╭─ Source document

Pursuant to Section 19(b)(1) of the Securities Exchange Act of 1934 (the “Act”) and Rule 19b-4 thereunder, notice is hereby given that, on August 30, 2012, New York Stock Exchange LLC (“NYSE” or the “Exchange”) filed with the Securities and Exchange Commission (the “Commission”) the proposed rule change as described in Items I, II, and III below, which Items have been prepared by the self-regulatory organization. The Commission is publishing this notice to solicit comments on the proposed rule change from interested persons.

15 U.S.C. 78a.

I. Self-Regulatory Organization's Statement of the Terms of Substance of the Proposed Rule Change

The Exchange proposes to amend Sections 902.02 and 902.03 of the Listed Company Manual (the “Manual”) to provide that, where both of the companies that form an umbrella partnership real estate investment trust (“UPREIT”) structure are listed on the Exchange, Listing and Annual Fees for the two related listed issuers will be subject to a single fee cap at the time of original listing and on an annual basis. The text of the proposed rule change is available on the Exchange's Web site at www.nyse.com,, at the principal office of the Exchange, and at the Commission's Public Reference Room.

II. Self-Regulatory Organization's Statement of the Purpose of, and Statutory Basis for, the Proposed Rule Change

In its filing with the Commission, the self-regulatory organization included statements concerning the purpose of, and basis for, the proposed rule change and discussed any comments it received on the proposed rule change. The text of those statements may be examined at the places specified in Item IV below. The Exchange has prepared summaries, set forth in sections A, B, and C below, of the most significant parts of such statements.

A. Self-Regulatory Organization's Statement of the Purpose of, and the Statutory Basis for, the Proposed Rule Change

1. Purpose

The Exchange proposes to amend Sections 902.02 and 902.03 of the Manual to provide that, where both of the companies that form an UPREIT structure are listed on the Exchange, Listing and Annual Fees for the two related listed companies will be subject to a single fee cap at the time of original listing and on an annual basis.

Many listed real estate investment trusts (“REITs”) form part of what is known as an “umbrella partnership real estate investment trust” or “UPREIT” structure. In connection with the creation of an UPREIT structure, the owners of a portfolio of real estate assets contribute those assets to a limited partnership (the “Operating Partnership”) in exchange for common equity interests in the Operating Partnership (“OP Units”). The sole general partner of the Operating Partnership is an entity which elects to be taxed as a real estate investment trust (the “REIT”). The partnership agreement of the Operating Partnership grants the REIT (as general partner) sole control over the Operating Partnership and, consequently, the Operating Partnership has no board of directors. In addition, the Operating Partnership has no employees of its own and its operations are managed entirely by the management and employees of the REIT. In conjunction with the contribution of the initial portfolio of real estate assets, the REIT typically raises additional capital in an initial public offering. In exchange for contributing the proceeds of the IPO and any subsequent offerings to the Operating Partnership, the REIT receives a number of OP Units corresponding to the number of shares sold by the REIT itself. Shareholders of the REIT receive exactly the same cash dividends as are paid to OP Unit holders, as the REIT passes through to its own shareholders the dividends it receives in relation to the OP Units it owns. After a specified period of time (typically one year after the IPO), the limited partners have the ability at any time to require the REIT to redeem their OP Units for a cash amount equal to the then market price of the REIT's common stock, subject to the REIT's right to satisfy that redemption requirement by issuing shares of its own common stock on a one-for-one basis in exchange for the OP Units.

╰─
╭─ Dataset excerpts

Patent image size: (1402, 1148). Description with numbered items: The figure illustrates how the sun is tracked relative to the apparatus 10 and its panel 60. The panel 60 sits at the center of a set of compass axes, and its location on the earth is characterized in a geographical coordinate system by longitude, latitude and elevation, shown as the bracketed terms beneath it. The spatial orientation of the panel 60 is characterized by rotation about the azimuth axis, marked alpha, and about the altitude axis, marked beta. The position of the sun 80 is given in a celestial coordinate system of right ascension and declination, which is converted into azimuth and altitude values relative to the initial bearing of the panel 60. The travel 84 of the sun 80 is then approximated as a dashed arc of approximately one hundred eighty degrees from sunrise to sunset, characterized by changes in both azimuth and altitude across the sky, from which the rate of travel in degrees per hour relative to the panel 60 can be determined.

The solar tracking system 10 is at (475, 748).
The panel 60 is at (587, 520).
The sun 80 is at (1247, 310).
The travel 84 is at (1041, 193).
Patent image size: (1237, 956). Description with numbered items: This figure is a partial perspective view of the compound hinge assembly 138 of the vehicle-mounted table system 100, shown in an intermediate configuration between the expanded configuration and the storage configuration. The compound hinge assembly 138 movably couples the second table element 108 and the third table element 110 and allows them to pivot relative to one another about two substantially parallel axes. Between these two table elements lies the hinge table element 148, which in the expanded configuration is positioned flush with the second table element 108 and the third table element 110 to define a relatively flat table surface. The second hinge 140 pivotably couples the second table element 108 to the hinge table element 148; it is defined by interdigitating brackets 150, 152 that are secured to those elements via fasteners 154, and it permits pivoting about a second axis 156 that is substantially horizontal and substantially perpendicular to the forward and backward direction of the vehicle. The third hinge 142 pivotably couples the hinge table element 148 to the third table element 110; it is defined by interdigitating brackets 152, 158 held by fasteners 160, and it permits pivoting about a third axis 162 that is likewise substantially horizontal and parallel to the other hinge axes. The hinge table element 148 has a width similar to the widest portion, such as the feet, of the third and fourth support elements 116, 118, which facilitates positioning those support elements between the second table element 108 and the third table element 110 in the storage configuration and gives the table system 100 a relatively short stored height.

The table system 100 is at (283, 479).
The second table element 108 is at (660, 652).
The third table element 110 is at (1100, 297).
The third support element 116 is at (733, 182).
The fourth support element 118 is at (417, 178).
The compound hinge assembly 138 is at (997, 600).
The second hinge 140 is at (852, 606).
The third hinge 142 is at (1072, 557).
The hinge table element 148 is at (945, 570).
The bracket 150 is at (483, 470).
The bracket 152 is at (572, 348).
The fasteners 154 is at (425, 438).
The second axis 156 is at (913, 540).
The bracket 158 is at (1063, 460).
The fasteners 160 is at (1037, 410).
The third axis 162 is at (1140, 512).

╰─

[Set tasks]
1) Which sections of the Listed Company Manual does the NYSE propose to amend in the UPREIT fee notice?
2) Please write the next part of the UPREIT fee notice, picking up after its final sentence.

[Set of answers]
1) Sections 902.02 and 902.03.

2)
While the terms “umbrella partnership real estate investment trust” and “UPREIT” are not defined in the Internal Revenue Code, those terms are generally used to describe the specific structure set forth in Treas. Reg. § 1.701-2(d), ex. 4. (“Example 4”). For purposes of this rule filing and the proposed amendments, the Exchange uses those terms solely to describe a structure which is consistent with the structure described in Example 4 to a degree sufficient to qualify for the tax treatment described in Example 4 as in effect on the date of this filing (or any successor provision in the Internal Revenue Code which describes a structure which is materially identical to the structure described in Example 4).

A pre-existing REIT may also enter into an UPREIT structure, generally by contributing its assets to a new Operating Partnership in exchange for interests in the Operating Partnership and in conjunction with the contribution of real estate assets by third parties in exchange for OP Units. The Operating Partnership of an UPREIT structure can acquire additional portfolios of real estate assets in exchange for OP Units at any time after its inception.

Generally, the REIT will elect to satisfy all redemption requests by issuing its own stock rather than by making cash payments.

As is apparent from the above description, OP Units and shares of common stock of the REIT effectively have the same economic rights. Each OP Unit represents the same proportionate share in the assets of the Operating Partnership as a corresponding common share of the REIT and is exchangeable for either a share of the REIT or an amount in cash equal to the market value of a share of the REIT. It is the Exchange's understanding that the securities industry typically views the Operating Partnership as the relevant entity for analysis rather than the REIT, as the common stock of the REIT effectively functions as an indirect means of owning an equity interest in the overall enterprise represented by the Operating Partnership.

The question as to how the Exchange should treat the REIT and the Operating Partnership components of an UPREIT for fee purposes when both are listed companies has not previously arisen. One reason for this is that typically the Operating Partnership has very few direct investors and would therefore not qualify for listing. However, the possibility that both the REIT and the Operating Partnership might both be listed is not precluded by Exchange rules.

The Exchange has a significant number of listed limited partnerships which are listed under the initial listing standards for operating companies set forth in Section 102.01 of the Manual. As such, subject to compliance with all applicable listing requirements, the Operating Partnership component of an UPREIT could list under the existing listing standards for operating companies set forth in Section 102.01. As the Operating Partnership is not itself a REIT, it could not list under the REIT listing standard set forth in Section 102.05.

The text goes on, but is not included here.